** start of DATA LINES **

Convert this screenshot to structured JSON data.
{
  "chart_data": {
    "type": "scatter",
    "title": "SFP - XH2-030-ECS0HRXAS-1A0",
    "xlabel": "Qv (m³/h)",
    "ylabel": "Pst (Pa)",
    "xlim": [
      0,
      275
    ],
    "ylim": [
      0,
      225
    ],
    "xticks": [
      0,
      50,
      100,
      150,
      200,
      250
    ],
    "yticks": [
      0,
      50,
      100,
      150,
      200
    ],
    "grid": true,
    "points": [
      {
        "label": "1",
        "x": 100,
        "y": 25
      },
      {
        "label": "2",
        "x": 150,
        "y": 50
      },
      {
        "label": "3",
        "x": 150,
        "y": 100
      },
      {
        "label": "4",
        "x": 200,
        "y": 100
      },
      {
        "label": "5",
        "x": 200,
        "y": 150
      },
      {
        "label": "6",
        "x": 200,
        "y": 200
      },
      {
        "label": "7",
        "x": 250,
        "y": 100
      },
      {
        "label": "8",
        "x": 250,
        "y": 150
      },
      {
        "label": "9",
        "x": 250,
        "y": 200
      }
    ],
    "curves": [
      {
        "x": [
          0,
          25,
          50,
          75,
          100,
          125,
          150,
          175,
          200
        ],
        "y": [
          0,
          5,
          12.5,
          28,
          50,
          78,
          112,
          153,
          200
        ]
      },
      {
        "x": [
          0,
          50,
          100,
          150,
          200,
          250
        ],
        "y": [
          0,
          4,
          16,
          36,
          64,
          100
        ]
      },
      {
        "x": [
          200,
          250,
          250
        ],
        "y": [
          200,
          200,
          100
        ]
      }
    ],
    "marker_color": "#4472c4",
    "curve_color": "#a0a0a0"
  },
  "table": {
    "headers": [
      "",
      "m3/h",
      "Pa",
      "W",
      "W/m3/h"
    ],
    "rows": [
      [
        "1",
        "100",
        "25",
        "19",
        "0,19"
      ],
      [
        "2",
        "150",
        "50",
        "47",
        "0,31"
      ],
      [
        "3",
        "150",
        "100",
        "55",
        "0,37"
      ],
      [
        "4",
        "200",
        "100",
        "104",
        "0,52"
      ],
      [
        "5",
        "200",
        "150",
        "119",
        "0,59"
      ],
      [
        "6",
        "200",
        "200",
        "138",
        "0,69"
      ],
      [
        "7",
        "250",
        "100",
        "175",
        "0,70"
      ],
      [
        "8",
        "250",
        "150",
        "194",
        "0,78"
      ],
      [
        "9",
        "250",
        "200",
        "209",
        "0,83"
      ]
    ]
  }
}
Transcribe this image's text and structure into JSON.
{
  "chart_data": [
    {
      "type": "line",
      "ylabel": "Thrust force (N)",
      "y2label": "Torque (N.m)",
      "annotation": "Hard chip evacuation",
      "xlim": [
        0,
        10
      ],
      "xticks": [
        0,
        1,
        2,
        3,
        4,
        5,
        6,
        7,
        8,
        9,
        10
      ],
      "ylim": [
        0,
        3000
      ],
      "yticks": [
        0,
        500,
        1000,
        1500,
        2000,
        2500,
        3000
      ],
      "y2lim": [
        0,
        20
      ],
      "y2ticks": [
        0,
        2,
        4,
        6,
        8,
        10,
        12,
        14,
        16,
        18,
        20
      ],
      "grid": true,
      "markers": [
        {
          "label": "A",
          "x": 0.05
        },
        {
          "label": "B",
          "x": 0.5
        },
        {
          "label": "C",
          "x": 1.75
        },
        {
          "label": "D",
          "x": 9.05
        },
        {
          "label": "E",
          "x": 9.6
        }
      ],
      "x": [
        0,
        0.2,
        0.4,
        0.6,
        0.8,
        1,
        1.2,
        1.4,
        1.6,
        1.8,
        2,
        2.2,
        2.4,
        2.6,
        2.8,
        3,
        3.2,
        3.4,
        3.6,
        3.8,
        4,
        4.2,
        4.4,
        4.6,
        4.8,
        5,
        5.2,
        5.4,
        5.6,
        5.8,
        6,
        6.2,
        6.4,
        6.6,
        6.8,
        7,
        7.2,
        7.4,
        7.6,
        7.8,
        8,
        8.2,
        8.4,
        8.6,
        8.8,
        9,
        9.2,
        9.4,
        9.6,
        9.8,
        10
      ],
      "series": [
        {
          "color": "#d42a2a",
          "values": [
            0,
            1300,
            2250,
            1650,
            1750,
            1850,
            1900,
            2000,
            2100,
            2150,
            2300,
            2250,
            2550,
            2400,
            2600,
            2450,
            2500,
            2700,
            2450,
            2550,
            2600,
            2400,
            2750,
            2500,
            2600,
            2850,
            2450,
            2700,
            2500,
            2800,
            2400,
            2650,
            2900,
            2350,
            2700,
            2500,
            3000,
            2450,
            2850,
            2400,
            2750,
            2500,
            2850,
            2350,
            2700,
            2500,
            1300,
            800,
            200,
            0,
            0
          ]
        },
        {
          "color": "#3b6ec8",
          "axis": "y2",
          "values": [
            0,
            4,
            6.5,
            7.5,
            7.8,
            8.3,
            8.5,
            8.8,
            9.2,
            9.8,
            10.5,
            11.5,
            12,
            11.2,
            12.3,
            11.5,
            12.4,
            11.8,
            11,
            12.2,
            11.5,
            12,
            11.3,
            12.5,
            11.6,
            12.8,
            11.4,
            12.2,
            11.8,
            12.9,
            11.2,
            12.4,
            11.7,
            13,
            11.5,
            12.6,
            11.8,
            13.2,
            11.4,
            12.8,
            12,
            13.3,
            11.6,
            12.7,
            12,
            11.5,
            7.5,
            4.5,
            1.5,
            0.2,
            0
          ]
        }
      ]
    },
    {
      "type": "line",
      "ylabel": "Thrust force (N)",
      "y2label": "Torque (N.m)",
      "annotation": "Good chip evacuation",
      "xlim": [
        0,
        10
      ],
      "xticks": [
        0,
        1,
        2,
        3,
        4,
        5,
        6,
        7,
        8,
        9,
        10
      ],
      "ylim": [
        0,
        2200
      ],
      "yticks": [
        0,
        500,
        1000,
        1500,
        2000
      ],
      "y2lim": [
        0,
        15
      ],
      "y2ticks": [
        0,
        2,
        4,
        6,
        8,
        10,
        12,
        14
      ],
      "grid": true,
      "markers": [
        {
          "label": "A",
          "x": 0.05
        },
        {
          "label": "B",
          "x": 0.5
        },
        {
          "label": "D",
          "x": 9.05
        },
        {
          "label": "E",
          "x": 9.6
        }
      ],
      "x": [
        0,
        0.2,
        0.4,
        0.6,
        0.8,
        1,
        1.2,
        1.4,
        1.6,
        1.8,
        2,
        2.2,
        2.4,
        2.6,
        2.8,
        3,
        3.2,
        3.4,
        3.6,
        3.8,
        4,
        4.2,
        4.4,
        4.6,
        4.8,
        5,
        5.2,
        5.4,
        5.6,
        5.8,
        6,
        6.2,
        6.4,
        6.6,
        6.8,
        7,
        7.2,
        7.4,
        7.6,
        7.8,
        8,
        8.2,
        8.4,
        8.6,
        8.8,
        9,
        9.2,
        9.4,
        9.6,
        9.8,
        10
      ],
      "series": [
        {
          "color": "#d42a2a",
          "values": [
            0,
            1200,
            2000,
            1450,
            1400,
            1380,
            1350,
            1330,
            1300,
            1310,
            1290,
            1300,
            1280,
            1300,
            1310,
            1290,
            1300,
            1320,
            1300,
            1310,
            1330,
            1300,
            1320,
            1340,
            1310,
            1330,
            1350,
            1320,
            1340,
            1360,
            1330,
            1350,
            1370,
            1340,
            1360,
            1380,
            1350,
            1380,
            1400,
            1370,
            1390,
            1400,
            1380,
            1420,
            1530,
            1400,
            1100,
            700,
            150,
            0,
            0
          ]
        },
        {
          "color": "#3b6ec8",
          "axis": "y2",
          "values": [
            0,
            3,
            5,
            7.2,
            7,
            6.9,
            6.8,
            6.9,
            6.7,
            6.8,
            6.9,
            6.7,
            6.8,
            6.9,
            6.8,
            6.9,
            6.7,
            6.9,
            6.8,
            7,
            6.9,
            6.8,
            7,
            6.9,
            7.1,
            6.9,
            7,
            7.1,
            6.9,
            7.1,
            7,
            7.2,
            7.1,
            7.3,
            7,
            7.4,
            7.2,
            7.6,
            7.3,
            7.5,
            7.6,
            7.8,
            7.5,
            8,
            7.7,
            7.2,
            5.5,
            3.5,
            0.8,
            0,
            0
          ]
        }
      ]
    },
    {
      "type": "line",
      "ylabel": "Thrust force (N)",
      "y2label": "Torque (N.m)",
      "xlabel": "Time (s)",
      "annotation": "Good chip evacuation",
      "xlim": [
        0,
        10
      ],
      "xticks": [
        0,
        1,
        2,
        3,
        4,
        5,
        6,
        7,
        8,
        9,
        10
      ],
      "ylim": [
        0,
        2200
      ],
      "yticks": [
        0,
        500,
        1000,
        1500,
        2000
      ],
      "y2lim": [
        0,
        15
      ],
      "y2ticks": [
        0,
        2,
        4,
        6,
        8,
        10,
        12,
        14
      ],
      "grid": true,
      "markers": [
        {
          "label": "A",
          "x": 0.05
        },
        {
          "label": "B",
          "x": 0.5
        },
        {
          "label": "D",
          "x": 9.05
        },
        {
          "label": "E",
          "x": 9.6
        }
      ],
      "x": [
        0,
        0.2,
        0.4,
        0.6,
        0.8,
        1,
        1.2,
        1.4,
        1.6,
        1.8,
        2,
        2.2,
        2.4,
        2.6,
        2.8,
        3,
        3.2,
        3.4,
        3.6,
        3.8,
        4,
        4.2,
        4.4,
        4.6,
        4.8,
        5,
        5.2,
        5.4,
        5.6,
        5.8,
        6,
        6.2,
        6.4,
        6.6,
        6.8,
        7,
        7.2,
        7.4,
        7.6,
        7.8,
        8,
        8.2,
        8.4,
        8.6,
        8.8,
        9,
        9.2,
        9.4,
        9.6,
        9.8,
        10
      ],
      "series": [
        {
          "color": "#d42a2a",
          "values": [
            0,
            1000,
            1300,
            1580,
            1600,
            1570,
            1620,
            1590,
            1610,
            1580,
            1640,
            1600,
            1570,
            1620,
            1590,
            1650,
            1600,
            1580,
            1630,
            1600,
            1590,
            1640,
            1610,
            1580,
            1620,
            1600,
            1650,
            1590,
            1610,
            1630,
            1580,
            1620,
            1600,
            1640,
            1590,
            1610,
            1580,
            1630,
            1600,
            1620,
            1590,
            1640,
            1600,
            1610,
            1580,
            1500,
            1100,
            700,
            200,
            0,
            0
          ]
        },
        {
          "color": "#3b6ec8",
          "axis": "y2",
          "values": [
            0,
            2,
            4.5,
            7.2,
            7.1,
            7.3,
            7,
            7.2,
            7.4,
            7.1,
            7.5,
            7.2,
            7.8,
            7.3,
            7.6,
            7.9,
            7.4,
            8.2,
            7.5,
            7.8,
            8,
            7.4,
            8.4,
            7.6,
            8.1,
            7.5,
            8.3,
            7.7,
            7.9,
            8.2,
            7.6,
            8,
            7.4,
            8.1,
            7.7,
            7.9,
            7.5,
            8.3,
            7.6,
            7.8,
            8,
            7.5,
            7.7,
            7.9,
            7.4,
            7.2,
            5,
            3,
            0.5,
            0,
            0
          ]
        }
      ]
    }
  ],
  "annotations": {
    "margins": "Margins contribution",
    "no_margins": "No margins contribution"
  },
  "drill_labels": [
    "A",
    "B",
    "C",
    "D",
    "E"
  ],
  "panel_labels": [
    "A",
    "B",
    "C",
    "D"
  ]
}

** end of DATA LINES **

▶ **TASK DETAILS**: Among the lines of the material above, how many include the string "this"? Report only that number.

▶ **SOLUTION BELOW**: 2